--- SUPPLIED DATA ---

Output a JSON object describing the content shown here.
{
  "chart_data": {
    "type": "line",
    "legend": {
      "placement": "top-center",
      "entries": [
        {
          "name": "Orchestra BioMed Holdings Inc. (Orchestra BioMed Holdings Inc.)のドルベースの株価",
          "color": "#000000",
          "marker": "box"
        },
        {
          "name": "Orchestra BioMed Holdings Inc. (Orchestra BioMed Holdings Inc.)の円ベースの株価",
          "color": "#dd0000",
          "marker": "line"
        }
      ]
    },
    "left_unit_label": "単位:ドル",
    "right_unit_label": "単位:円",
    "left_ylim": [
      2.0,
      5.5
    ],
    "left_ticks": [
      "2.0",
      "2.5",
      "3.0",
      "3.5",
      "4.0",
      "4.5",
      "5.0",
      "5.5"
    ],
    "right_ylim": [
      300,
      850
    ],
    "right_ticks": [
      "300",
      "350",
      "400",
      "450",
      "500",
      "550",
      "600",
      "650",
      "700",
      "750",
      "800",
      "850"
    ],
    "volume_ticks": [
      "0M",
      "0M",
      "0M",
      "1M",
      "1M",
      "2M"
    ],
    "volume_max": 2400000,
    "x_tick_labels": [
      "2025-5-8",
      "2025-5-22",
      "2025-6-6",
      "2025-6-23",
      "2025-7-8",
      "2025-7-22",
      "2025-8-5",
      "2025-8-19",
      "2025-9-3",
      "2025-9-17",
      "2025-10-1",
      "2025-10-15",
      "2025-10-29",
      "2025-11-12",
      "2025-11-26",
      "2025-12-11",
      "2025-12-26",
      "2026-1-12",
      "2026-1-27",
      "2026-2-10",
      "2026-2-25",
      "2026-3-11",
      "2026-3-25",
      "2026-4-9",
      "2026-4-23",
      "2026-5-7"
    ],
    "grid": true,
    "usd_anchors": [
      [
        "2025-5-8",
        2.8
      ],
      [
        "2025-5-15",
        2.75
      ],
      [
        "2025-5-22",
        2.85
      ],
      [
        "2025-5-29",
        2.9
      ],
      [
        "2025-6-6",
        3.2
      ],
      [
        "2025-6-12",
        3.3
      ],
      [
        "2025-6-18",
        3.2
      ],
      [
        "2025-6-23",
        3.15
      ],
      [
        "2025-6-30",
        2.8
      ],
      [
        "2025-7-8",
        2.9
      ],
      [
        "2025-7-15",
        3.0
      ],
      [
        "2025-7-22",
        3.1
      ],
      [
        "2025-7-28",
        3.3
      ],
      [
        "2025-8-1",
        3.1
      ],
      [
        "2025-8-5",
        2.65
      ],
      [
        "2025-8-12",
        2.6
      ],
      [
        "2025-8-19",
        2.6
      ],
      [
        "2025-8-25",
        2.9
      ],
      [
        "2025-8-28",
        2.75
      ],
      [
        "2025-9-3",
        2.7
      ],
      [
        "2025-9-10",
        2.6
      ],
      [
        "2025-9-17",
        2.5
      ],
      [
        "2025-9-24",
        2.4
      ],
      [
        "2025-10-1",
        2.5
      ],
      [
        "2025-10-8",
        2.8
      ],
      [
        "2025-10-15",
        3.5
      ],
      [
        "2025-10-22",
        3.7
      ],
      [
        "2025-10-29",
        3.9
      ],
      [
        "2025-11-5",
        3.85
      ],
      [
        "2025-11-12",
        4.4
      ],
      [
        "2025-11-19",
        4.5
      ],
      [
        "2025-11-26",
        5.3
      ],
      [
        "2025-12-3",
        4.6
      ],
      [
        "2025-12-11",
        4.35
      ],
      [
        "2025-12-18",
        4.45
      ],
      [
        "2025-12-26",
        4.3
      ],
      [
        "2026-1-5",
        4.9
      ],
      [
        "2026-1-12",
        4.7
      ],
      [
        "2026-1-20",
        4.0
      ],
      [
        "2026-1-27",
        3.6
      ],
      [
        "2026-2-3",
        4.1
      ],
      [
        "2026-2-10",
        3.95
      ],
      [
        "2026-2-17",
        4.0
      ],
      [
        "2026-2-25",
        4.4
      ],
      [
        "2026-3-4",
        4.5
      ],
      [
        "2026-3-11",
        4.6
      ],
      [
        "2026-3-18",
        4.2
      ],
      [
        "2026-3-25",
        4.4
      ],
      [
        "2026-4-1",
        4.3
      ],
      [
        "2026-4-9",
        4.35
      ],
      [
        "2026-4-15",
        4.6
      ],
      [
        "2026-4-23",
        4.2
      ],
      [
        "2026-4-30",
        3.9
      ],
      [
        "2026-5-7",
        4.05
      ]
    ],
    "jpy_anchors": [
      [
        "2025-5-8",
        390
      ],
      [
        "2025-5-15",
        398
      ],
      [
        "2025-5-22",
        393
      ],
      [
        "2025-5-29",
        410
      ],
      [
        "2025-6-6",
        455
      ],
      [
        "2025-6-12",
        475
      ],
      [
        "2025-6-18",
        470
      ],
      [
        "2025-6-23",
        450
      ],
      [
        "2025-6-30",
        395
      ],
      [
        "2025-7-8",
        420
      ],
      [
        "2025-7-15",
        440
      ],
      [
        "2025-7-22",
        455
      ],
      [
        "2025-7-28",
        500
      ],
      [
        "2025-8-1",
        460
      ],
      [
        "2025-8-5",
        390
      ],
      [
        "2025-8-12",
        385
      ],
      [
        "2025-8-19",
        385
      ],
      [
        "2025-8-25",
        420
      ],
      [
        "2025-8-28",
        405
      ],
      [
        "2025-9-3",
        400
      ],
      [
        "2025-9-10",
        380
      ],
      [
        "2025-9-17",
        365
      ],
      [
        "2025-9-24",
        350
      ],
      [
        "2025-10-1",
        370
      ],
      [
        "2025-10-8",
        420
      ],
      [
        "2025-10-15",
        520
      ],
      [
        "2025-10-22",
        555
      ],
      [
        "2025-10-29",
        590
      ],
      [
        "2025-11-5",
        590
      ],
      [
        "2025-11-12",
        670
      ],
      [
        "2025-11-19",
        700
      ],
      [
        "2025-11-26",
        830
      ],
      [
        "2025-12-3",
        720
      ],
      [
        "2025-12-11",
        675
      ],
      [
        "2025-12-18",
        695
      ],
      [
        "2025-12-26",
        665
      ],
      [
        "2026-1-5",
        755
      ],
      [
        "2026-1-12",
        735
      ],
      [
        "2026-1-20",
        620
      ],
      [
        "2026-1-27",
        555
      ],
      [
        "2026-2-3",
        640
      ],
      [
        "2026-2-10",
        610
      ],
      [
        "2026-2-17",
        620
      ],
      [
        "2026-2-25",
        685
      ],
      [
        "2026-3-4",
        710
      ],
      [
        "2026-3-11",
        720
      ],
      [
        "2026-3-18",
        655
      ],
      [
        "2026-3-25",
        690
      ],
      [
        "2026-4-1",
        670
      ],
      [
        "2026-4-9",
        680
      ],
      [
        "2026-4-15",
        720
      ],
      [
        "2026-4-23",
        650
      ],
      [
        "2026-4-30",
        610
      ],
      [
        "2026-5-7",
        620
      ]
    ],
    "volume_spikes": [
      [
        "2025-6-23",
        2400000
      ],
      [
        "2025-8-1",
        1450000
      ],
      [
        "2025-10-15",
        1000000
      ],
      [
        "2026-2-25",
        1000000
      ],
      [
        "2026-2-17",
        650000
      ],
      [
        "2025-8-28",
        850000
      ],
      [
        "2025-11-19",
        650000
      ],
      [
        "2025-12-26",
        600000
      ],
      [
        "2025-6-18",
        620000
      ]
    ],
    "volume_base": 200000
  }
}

--- PROBLEM DESCRIPTION ---
Identify and copy lines that hold the string "Holdings".

--- SOLVED EXERCISE ---
          "name": "Orchestra BioMed Holdings Inc. (Orchestra BioMed Holdings Inc.)のドルベースの株価",
          "name": "Orchestra BioMed Holdings Inc. (Orchestra BioMed Holdings Inc.)の円ベースの株価",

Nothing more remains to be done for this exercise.